What follows is a block of records; restate each one word for word.
------ RECORDS SHOWN ------
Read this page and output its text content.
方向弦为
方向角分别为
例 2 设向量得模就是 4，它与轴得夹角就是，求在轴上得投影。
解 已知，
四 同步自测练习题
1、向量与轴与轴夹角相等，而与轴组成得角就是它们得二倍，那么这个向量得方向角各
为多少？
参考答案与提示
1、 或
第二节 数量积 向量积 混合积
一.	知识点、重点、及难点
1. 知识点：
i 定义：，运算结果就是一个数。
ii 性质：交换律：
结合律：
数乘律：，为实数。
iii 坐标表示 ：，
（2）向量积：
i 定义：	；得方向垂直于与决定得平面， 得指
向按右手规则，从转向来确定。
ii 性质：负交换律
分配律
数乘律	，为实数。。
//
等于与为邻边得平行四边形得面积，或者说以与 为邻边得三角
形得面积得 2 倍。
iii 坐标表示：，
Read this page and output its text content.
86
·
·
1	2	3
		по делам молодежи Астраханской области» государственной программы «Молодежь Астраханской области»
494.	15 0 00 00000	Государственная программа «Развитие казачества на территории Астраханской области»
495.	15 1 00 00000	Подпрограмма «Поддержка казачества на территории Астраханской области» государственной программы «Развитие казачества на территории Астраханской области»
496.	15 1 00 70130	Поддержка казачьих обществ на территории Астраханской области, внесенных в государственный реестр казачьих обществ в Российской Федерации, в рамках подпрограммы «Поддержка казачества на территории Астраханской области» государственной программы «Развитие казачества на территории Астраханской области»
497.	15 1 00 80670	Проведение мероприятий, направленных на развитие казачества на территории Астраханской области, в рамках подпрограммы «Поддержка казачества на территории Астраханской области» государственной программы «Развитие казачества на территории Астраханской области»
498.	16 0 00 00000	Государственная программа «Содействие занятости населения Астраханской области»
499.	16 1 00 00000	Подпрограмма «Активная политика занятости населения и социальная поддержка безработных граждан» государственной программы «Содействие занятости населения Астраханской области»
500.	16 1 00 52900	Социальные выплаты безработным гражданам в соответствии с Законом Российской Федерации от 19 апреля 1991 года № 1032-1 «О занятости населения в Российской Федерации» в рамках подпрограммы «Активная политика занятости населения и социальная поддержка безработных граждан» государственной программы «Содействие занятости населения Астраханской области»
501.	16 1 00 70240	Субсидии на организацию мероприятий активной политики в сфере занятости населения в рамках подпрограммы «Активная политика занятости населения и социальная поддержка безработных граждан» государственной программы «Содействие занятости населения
------
:: WORKED SOLUTION ::
Read this page and output its text content.
方向弦为
方向角分别为
例 2 设向量得模就是 4，它与轴得夹角就是，求在轴上得投影。
解 已知，
四 同步自测练习题
1、向量与轴与轴夹角相等，而与轴组成得角就是它们得二倍，那么这个向量得方向角各
为多少？
参考答案与提示
1、 或
第二节 数量积 向量积 混合积
一.	知识点、重点、及难点
1. 知识点：
i 定义：，运算结果就是一个数。
ii 性质：交换律：
结合律：
数乘律：，为实数。
iii 坐标表示 ：，
（2）向量积：
i 定义：	；得方向垂直于与决定得平面， 得指
向按右手规则，从转向来确定。
ii 性质：负交换律
分配律
数乘律	，为实数。。
//
等于与为邻边得平行四边形得面积，或者说以与 为邻边得三角
形得面积得 2 倍。
iii 坐标表示：，
Read this page and output its text content.
86
·
·
1	2	3
		по делам молодежи Астраханской области» государственной программы «Молодежь Астраханской области»
494.	15 0 00 00000	Государственная программа «Развитие казачества на территории Астраханской области»
495.	15 1 00 00000	Подпрограмма «Поддержка казачества на территории Астраханской области» государственной программы «Развитие казачества на территории Астраханской области»
496.	15 1 00 70130	Поддержка казачьих обществ на территории Астраханской области, внесенных в государственный реестр казачьих обществ в Российской Федерации, в рамках подпрограммы «Поддержка казачества на территории Астраханской области» государственной программы «Развитие казачества на территории Астраханской области»
497.	15 1 00 80670	Проведение мероприятий, направленных на развитие казачества на территории Астраханской области, в рамках подпрограммы «Поддержка казачества на территории Астраханской области» государственной программы «Развитие казачества на территории Астраханской области»
498.	16 0 00 00000	Государственная программа «Содействие занятости населения Астраханской области»
499.	16 1 00 00000	Подпрограмма «Активная политика занятости населения и социальная поддержка безработных граждан» государственной программы «Содействие занятости населения Астраханской области»
500.	16 1 00 52900	Социальные выплаты безработным гражданам в соответствии с Законом Российской Федерации от 19 апреля 1991 года № 1032-1 «О занятости населения в Российской Федерации» в рамках подпрограммы «Активная политика занятости населения и социальная поддержка безработных граждан» государственной программы «Содействие занятости населения Астраханской области»
501.	16 1 00 70240	Субсидии на организацию мероприятий активной политики в сфере занятости населения в рамках подпрограммы «Активная политика занятости населения и социальная поддержка безработных граждан» государственной программы «Содействие занятости населения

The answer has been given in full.